- Labeled region entries:

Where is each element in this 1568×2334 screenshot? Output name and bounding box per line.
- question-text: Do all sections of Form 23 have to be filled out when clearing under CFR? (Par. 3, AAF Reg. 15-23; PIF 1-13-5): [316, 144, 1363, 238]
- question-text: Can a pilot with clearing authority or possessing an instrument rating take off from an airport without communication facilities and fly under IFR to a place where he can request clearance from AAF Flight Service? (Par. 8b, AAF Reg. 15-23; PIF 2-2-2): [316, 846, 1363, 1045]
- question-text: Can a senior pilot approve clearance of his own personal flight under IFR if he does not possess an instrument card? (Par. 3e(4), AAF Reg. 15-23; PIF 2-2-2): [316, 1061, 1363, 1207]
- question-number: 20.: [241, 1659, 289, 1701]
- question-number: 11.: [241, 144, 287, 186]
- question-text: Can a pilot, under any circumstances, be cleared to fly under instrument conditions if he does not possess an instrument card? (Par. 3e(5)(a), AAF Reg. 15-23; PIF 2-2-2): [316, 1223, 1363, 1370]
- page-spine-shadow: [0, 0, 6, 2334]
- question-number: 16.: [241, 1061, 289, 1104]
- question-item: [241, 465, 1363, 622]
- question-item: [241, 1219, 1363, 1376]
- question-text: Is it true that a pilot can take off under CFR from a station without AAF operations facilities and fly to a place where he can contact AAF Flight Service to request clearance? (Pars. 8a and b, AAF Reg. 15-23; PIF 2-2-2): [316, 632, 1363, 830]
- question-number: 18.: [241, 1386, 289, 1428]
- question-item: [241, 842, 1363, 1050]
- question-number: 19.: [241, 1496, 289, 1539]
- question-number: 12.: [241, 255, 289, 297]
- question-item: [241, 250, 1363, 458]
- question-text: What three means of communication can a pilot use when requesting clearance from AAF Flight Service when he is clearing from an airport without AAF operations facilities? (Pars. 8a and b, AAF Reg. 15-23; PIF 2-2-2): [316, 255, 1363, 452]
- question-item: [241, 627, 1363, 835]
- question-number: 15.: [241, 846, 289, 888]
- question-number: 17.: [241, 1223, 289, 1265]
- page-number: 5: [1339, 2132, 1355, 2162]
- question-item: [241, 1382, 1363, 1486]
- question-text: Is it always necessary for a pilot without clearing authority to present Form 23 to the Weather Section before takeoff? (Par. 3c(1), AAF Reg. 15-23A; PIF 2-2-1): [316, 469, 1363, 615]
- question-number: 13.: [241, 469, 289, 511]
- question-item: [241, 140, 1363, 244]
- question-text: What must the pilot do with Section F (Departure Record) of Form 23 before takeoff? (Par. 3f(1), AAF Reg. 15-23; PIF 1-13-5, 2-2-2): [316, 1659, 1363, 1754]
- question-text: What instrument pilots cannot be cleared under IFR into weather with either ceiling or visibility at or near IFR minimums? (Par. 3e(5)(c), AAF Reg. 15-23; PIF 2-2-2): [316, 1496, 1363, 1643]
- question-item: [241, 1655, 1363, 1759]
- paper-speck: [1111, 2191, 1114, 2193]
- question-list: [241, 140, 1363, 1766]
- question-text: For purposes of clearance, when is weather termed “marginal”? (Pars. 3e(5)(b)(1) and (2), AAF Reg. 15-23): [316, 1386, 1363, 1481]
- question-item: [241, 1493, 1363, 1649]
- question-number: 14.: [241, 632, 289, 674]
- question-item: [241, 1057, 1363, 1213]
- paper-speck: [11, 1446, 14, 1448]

- WRITTEN REQUEST:
Rewrite the listing above, replacing every "paper-speck" with "dust-mark" and leaving everything else unchanged.

- EXERCISE RESULT:
Where is each element in this 1568×2334 screenshot? Output name and bounding box per line.
- question-text: Do all sections of Form 23 have to be filled out when clearing under CFR? (Par. 3, AAF Reg. 15-23; PIF 1-13-5): [316, 144, 1363, 238]
- question-text: Can a pilot with clearing authority or possessing an instrument rating take off from an airport without communication facilities and fly under IFR to a place where he can request clearance from AAF Flight Service? (Par. 8b, AAF Reg. 15-23; PIF 2-2-2): [316, 846, 1363, 1045]
- question-text: Can a senior pilot approve clearance of his own personal flight under IFR if he does not possess an instrument card? (Par. 3e(4), AAF Reg. 15-23; PIF 2-2-2): [316, 1061, 1363, 1207]
- question-number: 20.: [241, 1659, 289, 1701]
- question-number: 11.: [241, 144, 287, 186]
- question-text: Can a pilot, under any circumstances, be cleared to fly under instrument conditions if he does not possess an instrument card? (Par. 3e(5)(a), AAF Reg. 15-23; PIF 2-2-2): [316, 1223, 1363, 1370]
- page-spine-shadow: [0, 0, 6, 2334]
- question-number: 16.: [241, 1061, 289, 1104]
- question-item: [241, 465, 1363, 622]
- question-item: [241, 1219, 1363, 1376]
- question-text: Is it true that a pilot can take off under CFR from a station without AAF operations facilities and fly to a place where he can contact AAF Flight Service to request clearance? (Pars. 8a and b, AAF Reg. 15-23; PIF 2-2-2): [316, 632, 1363, 830]
- question-number: 18.: [241, 1386, 289, 1428]
- question-item: [241, 842, 1363, 1050]
- question-number: 19.: [241, 1496, 289, 1539]
- question-number: 12.: [241, 255, 289, 297]
- question-item: [241, 250, 1363, 458]
- question-text: What three means of communication can a pilot use when requesting clearance from AAF Flight Service when he is clearing from an airport without AAF operations facilities? (Pars. 8a and b, AAF Reg. 15-23; PIF 2-2-2): [316, 255, 1363, 452]
- question-item: [241, 627, 1363, 835]
- question-number: 15.: [241, 846, 289, 888]
- question-number: 17.: [241, 1223, 289, 1265]
- page-number: 5: [1339, 2132, 1355, 2162]
- question-item: [241, 1382, 1363, 1486]
- question-text: Is it always necessary for a pilot without clearing authority to present Form 23 to the Weather Section before takeoff? (Par. 3c(1), AAF Reg. 15-23A; PIF 2-2-1): [316, 469, 1363, 615]
- question-number: 13.: [241, 469, 289, 511]
- question-item: [241, 140, 1363, 244]
- question-text: What must the pilot do with Section F (Departure Record) of Form 23 before takeoff? (Par. 3f(1), AAF Reg. 15-23; PIF 1-13-5, 2-2-2): [316, 1659, 1363, 1754]
- question-text: What instrument pilots cannot be cleared under IFR into weather with either ceiling or visibility at or near IFR minimums? (Par. 3e(5)(c), AAF Reg. 15-23; PIF 2-2-2): [316, 1496, 1363, 1643]
- question-item: [241, 1655, 1363, 1759]
- dust-mark: [1111, 2191, 1114, 2193]
- question-list: [241, 140, 1363, 1766]
- question-text: For purposes of clearance, when is weather termed “marginal”? (Pars. 3e(5)(b)(1) and (2), AAF Reg. 15-23): [316, 1386, 1363, 1481]
- question-item: [241, 1493, 1363, 1649]
- question-number: 14.: [241, 632, 289, 674]
- question-item: [241, 1057, 1363, 1213]
- dust-mark: [11, 1446, 14, 1448]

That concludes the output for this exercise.